■ **Brief**
Filter the data for lines with the word "Random", then copy every line so identified.

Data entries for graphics
>> Begin

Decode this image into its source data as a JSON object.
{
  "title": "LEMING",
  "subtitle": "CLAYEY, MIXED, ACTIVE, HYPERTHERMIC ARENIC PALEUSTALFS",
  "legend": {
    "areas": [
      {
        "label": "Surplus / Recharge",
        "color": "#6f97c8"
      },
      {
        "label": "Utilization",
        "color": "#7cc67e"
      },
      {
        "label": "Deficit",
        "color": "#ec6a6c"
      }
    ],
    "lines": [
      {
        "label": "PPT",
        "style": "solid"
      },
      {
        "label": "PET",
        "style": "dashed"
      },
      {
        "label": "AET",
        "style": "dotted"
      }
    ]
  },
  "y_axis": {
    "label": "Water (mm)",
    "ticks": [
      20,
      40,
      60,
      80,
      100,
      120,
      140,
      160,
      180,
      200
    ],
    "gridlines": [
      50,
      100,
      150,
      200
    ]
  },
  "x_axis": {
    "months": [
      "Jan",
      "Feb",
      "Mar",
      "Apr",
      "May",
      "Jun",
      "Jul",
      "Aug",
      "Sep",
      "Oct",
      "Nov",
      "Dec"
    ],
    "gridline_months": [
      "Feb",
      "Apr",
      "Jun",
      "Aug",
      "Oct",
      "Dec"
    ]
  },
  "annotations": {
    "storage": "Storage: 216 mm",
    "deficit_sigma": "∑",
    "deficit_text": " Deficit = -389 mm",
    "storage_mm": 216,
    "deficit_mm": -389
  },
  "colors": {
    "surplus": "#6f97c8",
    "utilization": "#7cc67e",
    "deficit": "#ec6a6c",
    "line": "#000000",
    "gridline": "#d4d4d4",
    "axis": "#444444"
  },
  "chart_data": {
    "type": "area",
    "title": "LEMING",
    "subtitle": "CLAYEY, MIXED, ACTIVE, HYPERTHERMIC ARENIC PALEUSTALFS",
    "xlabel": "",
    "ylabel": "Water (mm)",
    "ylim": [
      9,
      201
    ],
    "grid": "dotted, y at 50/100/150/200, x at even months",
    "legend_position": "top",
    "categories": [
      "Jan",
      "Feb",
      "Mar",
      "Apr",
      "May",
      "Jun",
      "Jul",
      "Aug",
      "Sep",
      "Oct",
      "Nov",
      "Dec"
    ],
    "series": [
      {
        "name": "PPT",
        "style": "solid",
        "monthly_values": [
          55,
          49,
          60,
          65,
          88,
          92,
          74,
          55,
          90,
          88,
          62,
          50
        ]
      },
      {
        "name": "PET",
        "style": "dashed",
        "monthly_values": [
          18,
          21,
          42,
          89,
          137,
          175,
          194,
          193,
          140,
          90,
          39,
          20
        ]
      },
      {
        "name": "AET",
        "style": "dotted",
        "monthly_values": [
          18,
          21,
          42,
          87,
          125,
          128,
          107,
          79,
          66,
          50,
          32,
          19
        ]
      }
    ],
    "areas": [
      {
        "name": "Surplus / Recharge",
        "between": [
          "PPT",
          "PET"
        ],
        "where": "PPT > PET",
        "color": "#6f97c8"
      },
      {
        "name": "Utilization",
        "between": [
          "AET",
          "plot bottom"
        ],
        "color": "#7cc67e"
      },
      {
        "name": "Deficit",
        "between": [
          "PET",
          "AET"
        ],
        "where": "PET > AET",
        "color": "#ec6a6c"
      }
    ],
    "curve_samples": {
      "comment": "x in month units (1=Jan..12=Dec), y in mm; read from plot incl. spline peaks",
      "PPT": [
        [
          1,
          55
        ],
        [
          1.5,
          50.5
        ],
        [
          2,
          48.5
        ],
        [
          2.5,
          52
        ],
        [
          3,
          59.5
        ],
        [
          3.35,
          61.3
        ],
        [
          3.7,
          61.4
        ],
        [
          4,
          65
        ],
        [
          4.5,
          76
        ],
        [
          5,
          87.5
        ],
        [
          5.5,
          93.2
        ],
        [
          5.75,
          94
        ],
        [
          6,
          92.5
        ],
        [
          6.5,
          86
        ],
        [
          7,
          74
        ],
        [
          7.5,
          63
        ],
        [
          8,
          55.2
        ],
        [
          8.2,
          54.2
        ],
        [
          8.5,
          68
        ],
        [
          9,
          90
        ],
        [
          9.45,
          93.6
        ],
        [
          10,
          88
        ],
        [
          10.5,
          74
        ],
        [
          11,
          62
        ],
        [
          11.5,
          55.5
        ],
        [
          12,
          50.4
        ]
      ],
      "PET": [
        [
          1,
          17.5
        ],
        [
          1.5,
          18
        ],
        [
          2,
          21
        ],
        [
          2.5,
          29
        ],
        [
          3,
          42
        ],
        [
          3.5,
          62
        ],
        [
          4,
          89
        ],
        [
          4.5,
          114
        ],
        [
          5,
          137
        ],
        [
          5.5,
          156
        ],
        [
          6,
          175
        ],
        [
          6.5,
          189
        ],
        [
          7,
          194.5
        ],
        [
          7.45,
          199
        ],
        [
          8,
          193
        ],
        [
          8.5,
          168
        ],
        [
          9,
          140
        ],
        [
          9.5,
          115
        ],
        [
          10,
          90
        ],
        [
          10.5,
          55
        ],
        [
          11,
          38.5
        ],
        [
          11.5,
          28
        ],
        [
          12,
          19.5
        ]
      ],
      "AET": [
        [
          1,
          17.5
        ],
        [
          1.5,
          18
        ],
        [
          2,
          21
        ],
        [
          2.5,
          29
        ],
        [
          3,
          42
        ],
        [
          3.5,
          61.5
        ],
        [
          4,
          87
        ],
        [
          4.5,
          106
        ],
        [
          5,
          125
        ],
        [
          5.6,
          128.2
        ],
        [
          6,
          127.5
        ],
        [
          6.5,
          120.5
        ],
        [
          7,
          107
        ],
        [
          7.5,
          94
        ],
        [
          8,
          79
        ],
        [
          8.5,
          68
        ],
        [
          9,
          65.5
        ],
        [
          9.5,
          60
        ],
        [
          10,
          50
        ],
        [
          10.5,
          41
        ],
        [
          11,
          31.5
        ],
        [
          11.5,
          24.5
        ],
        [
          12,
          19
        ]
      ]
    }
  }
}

>> End
>> Begin

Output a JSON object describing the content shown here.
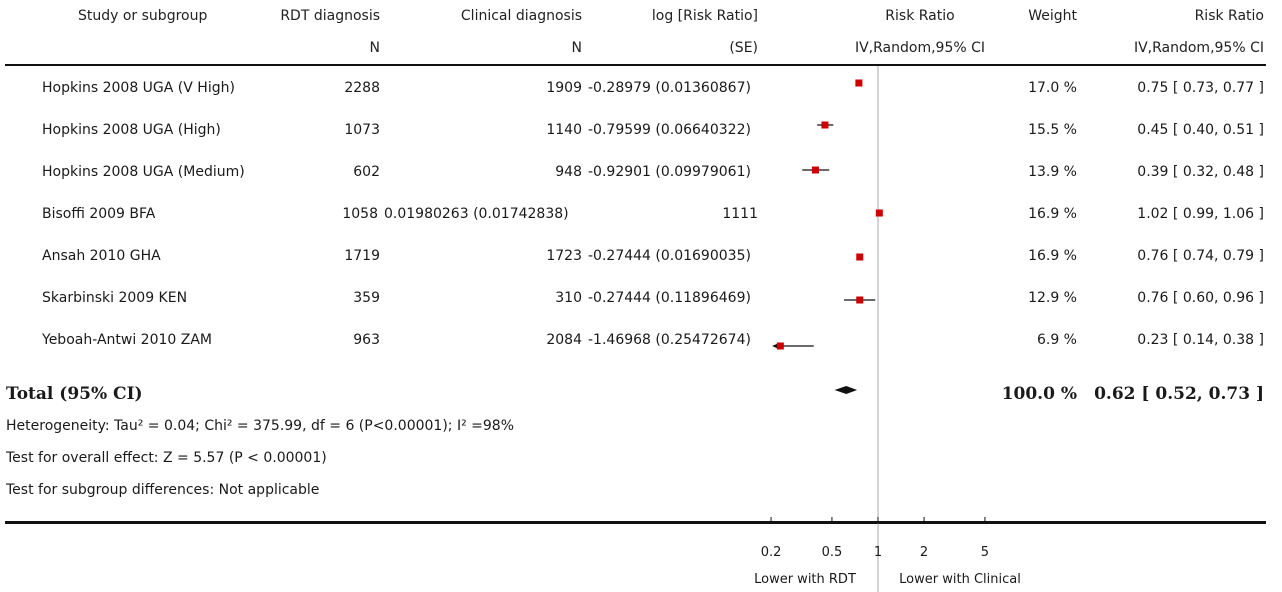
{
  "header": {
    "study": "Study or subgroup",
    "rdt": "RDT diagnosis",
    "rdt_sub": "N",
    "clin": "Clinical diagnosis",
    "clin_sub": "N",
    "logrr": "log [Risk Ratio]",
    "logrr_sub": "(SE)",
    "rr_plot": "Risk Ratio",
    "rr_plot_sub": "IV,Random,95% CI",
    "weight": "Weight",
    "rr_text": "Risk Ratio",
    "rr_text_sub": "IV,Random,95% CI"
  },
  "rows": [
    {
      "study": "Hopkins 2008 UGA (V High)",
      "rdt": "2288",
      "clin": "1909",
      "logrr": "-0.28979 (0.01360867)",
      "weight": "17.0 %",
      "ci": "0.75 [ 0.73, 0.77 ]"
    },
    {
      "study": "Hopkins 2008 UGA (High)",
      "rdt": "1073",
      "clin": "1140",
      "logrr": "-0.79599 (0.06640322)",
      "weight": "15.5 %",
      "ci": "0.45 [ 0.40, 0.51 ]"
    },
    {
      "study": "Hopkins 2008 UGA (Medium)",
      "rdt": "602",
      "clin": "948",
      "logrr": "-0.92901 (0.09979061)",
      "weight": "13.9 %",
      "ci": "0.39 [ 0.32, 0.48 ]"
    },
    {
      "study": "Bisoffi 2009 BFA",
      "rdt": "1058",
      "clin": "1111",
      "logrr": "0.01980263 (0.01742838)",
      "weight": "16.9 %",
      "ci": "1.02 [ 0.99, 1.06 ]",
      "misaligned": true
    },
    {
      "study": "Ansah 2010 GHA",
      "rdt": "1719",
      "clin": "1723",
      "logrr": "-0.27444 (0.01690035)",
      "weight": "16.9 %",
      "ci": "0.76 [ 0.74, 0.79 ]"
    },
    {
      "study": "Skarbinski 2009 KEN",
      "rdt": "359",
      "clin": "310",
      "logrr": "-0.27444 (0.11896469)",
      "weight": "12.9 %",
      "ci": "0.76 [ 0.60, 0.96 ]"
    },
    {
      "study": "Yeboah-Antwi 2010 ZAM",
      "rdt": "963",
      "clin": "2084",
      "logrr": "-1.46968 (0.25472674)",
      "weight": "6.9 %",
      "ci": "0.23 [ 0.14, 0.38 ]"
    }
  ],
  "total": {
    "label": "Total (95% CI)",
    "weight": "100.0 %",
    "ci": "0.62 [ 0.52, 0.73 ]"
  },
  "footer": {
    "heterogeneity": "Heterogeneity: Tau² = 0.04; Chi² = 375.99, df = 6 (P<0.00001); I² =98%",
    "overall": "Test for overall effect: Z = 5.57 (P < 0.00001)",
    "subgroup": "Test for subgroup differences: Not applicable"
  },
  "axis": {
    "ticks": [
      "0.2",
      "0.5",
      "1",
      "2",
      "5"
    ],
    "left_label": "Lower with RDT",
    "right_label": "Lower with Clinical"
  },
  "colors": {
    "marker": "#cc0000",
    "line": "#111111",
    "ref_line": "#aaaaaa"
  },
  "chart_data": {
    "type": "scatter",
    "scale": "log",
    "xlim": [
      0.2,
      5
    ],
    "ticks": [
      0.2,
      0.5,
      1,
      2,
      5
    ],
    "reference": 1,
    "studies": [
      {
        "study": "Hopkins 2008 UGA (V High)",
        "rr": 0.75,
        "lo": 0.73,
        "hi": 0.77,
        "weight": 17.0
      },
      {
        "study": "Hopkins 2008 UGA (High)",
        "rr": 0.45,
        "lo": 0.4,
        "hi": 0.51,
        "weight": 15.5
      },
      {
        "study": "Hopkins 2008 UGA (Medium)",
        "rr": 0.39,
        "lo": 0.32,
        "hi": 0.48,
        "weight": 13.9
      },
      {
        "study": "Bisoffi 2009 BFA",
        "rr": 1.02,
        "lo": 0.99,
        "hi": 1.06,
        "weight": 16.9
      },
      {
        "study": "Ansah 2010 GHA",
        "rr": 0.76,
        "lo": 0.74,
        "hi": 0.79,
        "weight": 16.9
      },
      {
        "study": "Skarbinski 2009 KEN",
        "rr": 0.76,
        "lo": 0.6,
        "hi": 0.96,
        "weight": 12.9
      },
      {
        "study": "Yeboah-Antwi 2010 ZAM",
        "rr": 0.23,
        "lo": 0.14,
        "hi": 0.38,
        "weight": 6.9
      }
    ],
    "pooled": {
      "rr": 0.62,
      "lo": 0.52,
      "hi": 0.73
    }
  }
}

>> End

■ **Answer below**
    "rr_plot_sub": "IV,Random,95% CI",
    "rr_text_sub": "IV,Random,95% CI"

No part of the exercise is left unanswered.